Quote the entries that follow exactly, leaving none out.

#### Input material ####

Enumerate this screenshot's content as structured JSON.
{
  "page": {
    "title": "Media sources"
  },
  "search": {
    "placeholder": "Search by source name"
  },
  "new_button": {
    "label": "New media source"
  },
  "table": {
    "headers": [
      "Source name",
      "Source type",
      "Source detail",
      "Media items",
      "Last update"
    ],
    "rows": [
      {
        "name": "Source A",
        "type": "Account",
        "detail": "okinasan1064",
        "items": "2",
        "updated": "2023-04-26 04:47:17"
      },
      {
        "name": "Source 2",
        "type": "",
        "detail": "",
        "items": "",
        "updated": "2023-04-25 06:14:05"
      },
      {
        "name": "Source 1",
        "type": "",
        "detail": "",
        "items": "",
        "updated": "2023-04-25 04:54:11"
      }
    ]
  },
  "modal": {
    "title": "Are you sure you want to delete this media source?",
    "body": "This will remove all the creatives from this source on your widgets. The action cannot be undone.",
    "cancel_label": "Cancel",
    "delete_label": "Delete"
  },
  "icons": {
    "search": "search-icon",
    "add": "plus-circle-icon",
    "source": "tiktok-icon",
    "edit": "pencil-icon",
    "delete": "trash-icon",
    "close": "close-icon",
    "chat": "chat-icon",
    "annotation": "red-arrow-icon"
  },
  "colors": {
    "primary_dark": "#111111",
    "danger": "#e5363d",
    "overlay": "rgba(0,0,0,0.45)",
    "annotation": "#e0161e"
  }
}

####

The answer:
Enumerate this screenshot's content as structured JSON.
{
  "page": {
    "title": "Media sources"
  },
  "search": {
    "placeholder": "Search by source name"
  },
  "new_button": {
    "label": "New media source"
  },
  "table": {
    "headers": [
      "Source name",
      "Source type",
      "Source detail",
      "Media items",
      "Last update"
    ],
    "rows": [
      {
        "name": "Source A",
        "type": "Account",
        "detail": "okinasan1064",
        "items": "2",
        "updated": "2023-04-26 04:47:17"
      },
      {
        "name": "Source 2",
        "type": "",
        "detail": "",
        "items": "",
        "updated": "2023-04-25 06:14:05"
      },
      {
        "name": "Source 1",
        "type": "",
        "detail": "",
        "items": "",
        "updated": "2023-04-25 04:54:11"
      }
    ]
  },
  "modal": {
    "title": "Are you sure you want to delete this media source?",
    "body": "This will remove all the creatives from this source on your widgets. The action cannot be undone.",
    "cancel_label": "Cancel",
    "delete_label": "Delete"
  },
  "icons": {
    "search": "search-icon",
    "add": "plus-circle-icon",
    "source": "tiktok-icon",
    "edit": "pencil-icon",
    "delete": "trash-icon",
    "close": "close-icon",
    "chat": "chat-icon",
    "annotation": "red-arrow-icon"
  },
  "colors": {
    "primary_dark": "#111111",
    "danger": "#e5363d",
    "overlay": "rgba(0,0,0,0.45)",
    "annotation": "#e0161e"
  }
}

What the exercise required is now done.